[start]
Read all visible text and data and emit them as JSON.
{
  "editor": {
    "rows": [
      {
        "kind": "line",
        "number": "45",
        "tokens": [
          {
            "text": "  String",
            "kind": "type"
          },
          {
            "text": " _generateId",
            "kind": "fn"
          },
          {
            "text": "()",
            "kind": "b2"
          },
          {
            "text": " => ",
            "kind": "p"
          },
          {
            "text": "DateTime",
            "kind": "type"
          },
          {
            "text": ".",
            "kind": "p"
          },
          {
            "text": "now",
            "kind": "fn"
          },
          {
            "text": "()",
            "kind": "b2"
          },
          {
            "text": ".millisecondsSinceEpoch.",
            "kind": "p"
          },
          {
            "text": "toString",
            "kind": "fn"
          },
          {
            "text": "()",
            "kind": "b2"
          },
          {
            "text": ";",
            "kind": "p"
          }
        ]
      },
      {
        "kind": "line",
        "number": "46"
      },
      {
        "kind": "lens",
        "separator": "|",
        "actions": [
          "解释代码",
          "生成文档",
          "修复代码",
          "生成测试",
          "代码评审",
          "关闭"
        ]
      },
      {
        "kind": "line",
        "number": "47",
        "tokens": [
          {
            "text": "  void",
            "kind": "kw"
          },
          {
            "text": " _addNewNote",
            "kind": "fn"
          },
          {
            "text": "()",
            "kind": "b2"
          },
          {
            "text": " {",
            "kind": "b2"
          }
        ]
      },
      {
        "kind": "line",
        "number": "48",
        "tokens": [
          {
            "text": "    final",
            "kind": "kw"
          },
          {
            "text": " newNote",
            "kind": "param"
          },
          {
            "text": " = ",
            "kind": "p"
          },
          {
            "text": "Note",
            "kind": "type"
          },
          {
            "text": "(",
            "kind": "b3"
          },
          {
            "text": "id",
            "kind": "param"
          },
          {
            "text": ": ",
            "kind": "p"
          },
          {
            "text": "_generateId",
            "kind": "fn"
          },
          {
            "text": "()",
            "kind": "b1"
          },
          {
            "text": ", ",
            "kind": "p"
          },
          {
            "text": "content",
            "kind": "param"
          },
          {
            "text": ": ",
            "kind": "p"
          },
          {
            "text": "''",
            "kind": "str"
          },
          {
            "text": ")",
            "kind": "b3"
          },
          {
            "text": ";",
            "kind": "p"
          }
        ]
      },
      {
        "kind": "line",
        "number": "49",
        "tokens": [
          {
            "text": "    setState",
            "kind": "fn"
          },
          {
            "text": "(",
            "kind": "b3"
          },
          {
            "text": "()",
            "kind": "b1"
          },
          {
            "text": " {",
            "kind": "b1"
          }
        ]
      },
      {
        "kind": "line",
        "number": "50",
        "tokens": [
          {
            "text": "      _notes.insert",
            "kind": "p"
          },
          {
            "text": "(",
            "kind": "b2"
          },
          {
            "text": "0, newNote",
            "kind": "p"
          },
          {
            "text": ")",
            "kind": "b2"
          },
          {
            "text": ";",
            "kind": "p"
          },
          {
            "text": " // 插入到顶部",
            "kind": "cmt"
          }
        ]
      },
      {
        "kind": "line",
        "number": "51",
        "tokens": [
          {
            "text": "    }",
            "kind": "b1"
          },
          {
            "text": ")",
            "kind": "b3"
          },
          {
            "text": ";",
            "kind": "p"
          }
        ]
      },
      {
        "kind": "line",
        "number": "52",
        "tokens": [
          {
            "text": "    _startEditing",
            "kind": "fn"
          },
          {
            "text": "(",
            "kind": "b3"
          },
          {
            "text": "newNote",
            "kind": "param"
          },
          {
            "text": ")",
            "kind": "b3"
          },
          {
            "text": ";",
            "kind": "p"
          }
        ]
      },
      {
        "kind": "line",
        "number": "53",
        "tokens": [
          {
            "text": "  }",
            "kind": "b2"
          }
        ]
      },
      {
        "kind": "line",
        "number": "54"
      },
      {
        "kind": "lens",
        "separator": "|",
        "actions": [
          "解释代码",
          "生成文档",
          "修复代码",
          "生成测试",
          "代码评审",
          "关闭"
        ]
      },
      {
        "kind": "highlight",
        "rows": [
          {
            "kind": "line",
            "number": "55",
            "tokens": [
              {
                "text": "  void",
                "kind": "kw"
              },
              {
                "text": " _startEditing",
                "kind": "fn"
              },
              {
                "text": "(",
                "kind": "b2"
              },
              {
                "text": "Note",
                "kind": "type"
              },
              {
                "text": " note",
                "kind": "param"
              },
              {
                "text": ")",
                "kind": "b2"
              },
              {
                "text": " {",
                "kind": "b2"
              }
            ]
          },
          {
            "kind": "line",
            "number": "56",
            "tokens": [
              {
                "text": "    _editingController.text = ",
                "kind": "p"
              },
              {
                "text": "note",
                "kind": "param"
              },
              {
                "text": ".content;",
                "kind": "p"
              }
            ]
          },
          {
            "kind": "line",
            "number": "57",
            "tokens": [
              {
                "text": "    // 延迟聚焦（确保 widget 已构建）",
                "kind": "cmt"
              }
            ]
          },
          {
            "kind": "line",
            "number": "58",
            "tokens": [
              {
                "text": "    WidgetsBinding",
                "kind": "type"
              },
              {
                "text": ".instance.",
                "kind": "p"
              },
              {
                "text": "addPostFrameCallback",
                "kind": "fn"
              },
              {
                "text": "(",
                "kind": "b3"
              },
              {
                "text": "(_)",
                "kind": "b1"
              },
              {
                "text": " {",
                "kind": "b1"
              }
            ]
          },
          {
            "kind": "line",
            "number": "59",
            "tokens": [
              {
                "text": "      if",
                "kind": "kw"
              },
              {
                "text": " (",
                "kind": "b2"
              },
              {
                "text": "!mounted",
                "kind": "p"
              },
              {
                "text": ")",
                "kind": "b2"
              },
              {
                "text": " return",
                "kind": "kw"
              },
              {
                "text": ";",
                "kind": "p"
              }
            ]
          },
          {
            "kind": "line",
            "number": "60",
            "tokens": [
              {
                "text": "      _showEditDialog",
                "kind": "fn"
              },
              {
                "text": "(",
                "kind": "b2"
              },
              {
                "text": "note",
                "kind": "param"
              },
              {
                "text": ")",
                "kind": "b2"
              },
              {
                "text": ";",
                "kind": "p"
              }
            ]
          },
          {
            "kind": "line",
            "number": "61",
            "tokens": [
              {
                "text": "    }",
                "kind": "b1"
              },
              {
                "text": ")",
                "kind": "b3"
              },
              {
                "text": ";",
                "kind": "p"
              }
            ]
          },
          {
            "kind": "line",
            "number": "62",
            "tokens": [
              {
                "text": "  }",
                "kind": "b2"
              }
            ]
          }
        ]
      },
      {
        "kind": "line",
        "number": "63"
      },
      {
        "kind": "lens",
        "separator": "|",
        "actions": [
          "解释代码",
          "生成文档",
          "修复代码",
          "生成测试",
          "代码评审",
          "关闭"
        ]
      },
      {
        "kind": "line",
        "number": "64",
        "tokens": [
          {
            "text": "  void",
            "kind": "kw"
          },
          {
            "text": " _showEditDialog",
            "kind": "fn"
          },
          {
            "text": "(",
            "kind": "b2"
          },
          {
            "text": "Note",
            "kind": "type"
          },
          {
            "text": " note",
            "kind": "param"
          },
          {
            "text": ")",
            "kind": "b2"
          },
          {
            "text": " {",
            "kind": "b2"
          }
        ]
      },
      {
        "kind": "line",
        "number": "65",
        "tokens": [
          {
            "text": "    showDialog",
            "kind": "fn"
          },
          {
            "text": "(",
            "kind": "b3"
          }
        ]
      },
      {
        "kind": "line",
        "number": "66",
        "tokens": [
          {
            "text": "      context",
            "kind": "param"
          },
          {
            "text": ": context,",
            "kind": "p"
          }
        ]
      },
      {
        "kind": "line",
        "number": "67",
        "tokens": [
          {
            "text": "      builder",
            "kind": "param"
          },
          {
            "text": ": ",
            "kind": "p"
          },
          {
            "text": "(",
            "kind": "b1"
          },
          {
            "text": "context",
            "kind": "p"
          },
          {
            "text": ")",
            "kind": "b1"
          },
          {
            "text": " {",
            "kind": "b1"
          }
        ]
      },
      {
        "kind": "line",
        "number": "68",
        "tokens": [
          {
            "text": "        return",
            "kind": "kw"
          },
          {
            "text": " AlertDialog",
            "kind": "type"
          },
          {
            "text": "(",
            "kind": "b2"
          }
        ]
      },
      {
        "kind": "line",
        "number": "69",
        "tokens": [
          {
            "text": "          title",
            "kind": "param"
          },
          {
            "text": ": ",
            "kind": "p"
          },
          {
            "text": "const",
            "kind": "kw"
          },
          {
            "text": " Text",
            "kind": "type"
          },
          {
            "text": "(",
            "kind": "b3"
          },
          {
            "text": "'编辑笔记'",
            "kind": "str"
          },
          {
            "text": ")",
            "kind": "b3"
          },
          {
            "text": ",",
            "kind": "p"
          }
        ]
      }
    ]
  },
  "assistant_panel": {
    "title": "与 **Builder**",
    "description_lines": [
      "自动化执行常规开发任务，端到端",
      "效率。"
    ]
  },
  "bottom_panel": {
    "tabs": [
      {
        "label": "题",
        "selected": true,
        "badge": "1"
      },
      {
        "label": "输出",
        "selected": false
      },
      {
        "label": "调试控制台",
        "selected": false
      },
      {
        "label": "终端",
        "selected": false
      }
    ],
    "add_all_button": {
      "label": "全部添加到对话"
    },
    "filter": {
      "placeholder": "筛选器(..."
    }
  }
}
[end]
**Stated problem:**
Among the lines above, count those containing the word "label" and give nothing but the result.

**Final result:**
5